§ **Consigna**
En el texto sobre jubilación, educación y calidad de vida, ¿qué edad fijó Bismarck para comenzar la jubilación?

§ **Texto proporcionado**
-- -- --

Jubilación, educación y calidad de vida.
Andrés Escarbajal de Haro, Silvia Martínez de Miguel López. Jubilación, educación y calidad de vida. Rev Interuniversitaria Pablo de Olavide. 2012; 1(20): 2-7
El presente artículo trata de analizar la jubilación contrastando la perspectiva negativa tradicional con visiones mucho más positivas, que ponen el acento en las posibilidades del trabajo educativo para conseguir una jubilación de calidad que pueda extrapolarse más allá del ámbito personal, proyectándose el ámbito comunitario. En este sentido, en el artículo se apuesta por metodologías participativas que tengan en los procesos comunicativos grupales su estrategia más importante.
La jubilación fue un invento que los franceses se atribuyen, porque en 1661, el ministro Colbert ideó un régimen de pensiones para los marinos de guerra. En 1776, en Estados Unidos se reconoció la pensión a los mutilados de la Guerra de la Independencia y en 1780 se unió los beneficios por ancianidad para todos los militares retirados, y no sólo para mutilados. Sin embargo, fue Bismarck en 1875 quien universalizó el sistema d pensiones, instaurando 65 años de edad para comenzar la jubilación.
Suponiendo que la capacidad de las personas para el trabajo disminuya con la edad, esto no ocurrirá con todos los individuos, por lo que considerar un número de años como la frontera entre la productividad y no productividad es demasiado arbitrario. Si la vejez biológica no se corresponde con la vejez cronológica, mucho menos es directamente proporcional esta con la vejez socioeconómica: cada individuo envejece a un ritmo diferente, y puede ser considerada vieja para unas actividades pero no para otras.

-- -- --

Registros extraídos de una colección
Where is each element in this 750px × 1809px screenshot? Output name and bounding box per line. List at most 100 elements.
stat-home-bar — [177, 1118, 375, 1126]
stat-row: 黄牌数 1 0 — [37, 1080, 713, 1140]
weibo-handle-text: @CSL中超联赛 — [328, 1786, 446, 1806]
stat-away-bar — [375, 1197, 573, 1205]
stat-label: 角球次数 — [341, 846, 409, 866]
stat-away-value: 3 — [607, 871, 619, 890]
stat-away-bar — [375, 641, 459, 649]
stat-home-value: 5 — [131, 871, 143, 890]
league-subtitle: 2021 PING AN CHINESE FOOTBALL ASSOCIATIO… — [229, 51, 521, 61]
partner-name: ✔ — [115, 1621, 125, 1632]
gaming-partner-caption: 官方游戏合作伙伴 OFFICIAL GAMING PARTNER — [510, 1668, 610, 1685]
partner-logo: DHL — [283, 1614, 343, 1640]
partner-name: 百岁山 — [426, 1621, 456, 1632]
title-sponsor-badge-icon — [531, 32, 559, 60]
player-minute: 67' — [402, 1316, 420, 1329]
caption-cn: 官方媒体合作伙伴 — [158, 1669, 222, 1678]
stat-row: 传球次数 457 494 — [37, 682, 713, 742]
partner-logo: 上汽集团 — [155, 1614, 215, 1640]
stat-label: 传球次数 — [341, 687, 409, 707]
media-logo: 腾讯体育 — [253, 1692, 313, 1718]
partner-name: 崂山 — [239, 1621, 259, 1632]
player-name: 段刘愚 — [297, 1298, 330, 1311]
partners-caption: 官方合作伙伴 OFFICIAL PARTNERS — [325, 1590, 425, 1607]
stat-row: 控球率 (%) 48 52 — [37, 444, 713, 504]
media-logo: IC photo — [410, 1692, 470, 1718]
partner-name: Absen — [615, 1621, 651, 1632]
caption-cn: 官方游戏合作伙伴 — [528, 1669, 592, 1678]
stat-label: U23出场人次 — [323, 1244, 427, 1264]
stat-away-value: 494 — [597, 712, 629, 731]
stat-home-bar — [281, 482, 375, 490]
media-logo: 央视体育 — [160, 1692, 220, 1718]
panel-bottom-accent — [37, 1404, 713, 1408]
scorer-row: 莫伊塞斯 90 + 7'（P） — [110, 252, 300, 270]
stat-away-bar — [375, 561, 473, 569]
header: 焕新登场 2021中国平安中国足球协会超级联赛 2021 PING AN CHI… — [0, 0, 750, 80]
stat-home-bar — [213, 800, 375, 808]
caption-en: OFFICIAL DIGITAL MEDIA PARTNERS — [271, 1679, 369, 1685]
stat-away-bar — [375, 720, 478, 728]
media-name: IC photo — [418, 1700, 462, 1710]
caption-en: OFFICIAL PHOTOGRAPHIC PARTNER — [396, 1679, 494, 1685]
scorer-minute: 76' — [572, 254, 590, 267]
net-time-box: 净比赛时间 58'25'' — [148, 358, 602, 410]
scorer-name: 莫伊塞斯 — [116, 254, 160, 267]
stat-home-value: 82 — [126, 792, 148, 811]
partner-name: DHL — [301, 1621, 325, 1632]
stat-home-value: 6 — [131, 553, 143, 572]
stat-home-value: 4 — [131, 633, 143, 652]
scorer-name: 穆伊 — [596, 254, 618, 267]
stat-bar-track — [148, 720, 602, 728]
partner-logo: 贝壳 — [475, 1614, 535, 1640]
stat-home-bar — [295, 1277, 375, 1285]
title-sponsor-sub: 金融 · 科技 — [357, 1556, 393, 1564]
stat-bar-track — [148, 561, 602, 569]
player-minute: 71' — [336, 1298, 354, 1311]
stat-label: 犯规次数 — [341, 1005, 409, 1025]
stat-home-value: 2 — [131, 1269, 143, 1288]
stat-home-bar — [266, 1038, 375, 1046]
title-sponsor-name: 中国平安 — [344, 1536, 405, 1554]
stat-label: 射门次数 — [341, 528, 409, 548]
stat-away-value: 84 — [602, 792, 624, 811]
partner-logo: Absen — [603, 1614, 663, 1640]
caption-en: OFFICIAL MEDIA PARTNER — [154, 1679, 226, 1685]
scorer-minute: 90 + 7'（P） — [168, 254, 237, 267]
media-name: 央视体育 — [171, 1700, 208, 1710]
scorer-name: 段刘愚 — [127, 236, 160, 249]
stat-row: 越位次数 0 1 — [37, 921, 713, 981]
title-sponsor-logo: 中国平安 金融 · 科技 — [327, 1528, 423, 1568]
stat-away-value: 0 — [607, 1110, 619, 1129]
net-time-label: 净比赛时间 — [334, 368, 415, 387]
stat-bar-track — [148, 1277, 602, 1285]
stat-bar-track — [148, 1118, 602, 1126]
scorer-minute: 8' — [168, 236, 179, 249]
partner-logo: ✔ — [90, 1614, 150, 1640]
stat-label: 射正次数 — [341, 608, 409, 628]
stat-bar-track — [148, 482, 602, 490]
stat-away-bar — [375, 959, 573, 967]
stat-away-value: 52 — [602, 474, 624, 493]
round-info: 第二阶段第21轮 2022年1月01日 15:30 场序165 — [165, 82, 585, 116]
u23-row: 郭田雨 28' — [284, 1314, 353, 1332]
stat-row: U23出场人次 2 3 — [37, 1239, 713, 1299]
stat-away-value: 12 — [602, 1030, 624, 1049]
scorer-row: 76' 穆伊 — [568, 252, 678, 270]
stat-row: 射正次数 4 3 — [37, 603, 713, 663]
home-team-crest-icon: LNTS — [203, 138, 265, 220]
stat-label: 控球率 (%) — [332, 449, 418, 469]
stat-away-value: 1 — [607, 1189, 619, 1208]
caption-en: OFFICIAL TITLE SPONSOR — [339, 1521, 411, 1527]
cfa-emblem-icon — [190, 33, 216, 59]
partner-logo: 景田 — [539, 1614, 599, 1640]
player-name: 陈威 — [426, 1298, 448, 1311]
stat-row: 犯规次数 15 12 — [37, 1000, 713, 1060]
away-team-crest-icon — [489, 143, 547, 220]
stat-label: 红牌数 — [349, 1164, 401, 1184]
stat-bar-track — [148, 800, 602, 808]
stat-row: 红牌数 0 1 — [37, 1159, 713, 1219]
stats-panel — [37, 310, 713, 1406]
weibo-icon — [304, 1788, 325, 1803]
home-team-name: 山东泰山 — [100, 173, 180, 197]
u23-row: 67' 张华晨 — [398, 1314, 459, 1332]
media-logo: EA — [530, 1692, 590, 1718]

-- -- --

§ **Respuesta**
65 años.